**What you are asked to do**
Select the lines below containing the word "output".

**The data**

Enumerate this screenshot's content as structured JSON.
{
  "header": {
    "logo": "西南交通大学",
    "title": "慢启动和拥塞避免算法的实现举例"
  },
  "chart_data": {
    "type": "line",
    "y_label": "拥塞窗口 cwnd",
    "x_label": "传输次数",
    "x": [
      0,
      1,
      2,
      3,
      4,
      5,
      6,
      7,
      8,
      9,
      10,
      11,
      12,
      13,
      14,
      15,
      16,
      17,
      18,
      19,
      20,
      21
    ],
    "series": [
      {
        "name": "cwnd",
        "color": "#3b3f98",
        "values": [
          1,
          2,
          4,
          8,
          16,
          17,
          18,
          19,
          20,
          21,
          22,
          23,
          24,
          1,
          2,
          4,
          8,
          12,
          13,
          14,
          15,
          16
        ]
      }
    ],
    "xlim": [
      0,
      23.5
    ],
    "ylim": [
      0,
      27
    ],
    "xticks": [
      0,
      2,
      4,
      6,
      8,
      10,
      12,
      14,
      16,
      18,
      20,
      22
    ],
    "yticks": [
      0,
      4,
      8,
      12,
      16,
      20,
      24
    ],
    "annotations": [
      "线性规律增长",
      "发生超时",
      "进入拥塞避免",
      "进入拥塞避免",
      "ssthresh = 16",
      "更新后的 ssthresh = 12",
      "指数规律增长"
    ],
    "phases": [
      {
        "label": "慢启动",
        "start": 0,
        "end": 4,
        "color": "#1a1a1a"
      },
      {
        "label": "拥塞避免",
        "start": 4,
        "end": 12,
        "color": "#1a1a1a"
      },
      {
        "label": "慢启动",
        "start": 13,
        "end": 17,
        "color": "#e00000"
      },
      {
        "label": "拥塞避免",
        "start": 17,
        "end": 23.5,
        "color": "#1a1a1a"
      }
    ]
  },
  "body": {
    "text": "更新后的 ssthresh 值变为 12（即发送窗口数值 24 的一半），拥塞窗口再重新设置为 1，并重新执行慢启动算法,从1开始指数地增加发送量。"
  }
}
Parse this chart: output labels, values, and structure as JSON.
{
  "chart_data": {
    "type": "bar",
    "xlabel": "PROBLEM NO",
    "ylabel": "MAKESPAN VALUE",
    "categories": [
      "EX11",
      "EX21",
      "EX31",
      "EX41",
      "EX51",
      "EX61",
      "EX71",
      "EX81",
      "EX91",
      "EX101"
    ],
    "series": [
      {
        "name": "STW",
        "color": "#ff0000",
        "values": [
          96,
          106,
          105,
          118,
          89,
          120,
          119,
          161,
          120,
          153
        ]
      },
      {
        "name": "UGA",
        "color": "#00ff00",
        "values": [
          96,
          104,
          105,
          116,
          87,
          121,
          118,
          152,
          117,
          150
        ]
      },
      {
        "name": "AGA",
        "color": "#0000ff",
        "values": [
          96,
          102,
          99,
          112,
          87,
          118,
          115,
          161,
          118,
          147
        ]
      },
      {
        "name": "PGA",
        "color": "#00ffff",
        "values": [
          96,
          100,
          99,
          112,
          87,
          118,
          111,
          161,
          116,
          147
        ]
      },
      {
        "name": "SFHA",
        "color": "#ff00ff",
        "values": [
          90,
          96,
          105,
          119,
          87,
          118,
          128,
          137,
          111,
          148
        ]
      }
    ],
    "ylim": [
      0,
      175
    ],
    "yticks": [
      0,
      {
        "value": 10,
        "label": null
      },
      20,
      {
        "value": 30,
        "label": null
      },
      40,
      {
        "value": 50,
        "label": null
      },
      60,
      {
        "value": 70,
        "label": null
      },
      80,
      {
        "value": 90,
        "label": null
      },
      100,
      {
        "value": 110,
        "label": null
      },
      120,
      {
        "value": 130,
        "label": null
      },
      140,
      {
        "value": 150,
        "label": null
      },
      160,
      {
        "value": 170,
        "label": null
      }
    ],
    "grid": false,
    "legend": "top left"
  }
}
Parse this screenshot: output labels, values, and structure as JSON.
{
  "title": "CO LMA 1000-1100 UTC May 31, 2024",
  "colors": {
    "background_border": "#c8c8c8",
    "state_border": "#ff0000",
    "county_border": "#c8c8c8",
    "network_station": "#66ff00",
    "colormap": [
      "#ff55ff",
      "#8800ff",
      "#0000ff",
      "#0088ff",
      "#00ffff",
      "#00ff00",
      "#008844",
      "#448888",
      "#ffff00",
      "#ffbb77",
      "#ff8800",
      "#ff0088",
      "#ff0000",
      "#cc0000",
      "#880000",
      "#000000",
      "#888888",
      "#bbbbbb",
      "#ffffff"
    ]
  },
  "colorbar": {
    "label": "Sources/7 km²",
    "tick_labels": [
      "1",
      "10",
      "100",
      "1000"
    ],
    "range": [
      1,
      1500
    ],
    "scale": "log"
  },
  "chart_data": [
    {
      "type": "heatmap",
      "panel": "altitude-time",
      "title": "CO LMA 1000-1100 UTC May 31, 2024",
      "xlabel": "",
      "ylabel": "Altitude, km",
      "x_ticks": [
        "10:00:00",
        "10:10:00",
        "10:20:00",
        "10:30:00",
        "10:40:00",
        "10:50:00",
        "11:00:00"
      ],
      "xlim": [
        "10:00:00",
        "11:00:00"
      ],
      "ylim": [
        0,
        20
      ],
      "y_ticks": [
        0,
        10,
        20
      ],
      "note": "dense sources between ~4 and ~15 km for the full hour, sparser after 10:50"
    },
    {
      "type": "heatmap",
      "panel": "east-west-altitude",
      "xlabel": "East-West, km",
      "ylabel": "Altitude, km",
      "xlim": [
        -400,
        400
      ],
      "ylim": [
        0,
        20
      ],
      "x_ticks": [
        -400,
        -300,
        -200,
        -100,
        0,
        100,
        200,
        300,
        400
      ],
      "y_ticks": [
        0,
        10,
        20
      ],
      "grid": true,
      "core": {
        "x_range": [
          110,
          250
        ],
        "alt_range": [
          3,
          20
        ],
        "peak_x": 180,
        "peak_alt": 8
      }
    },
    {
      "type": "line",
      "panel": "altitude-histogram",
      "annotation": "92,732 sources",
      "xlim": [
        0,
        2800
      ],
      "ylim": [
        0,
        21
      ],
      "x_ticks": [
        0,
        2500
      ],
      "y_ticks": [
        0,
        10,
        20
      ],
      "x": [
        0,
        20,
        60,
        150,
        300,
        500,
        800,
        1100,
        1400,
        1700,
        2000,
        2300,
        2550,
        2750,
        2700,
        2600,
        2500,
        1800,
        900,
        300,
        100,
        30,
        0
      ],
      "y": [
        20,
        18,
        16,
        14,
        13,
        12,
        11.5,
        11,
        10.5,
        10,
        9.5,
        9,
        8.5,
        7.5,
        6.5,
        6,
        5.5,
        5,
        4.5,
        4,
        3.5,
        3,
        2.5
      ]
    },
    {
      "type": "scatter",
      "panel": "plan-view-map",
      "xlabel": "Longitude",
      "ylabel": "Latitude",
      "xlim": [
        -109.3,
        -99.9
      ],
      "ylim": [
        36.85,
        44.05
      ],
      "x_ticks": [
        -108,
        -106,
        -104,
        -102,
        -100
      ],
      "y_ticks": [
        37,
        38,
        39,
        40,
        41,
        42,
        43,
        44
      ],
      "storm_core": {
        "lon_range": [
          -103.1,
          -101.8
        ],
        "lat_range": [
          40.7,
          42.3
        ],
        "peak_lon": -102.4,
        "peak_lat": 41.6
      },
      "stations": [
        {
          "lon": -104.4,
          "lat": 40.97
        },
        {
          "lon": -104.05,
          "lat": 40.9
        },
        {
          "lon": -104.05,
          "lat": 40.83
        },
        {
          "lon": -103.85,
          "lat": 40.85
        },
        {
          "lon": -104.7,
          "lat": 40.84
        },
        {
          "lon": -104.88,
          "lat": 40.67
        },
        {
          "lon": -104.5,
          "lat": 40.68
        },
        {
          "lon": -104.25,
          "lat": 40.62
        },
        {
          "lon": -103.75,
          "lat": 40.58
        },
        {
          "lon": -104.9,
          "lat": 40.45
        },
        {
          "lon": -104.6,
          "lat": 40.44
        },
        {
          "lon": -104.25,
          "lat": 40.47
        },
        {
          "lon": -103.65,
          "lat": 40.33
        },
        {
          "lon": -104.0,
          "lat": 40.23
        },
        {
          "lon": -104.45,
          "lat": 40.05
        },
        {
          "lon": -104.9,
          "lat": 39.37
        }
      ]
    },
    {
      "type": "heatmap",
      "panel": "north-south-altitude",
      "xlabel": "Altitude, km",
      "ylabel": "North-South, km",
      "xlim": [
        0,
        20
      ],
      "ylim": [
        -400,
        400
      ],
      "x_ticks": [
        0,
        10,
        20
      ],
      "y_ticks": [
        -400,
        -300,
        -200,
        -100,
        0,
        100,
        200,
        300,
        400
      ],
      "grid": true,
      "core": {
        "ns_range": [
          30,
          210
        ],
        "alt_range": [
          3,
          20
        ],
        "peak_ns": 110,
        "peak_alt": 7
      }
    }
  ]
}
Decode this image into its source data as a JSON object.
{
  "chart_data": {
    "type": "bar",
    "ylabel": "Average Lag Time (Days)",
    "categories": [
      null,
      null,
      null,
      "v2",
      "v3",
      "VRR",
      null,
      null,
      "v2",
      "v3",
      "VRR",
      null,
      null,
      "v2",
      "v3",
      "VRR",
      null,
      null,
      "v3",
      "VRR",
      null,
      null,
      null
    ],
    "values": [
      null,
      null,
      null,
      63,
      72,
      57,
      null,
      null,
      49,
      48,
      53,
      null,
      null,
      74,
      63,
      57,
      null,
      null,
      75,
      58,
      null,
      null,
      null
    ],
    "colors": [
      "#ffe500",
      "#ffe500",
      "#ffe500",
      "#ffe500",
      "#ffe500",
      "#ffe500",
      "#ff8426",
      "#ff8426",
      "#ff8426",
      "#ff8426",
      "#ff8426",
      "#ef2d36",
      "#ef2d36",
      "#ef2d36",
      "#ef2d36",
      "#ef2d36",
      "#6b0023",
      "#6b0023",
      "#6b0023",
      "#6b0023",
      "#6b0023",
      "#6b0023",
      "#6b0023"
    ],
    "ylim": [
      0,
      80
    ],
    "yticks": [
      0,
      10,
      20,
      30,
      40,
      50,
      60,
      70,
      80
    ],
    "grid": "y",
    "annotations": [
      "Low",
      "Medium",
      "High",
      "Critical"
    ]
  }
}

**Finished task**
Parse this chart: output labels, values, and structure as JSON.
Parse this screenshot: output labels, values, and structure as JSON.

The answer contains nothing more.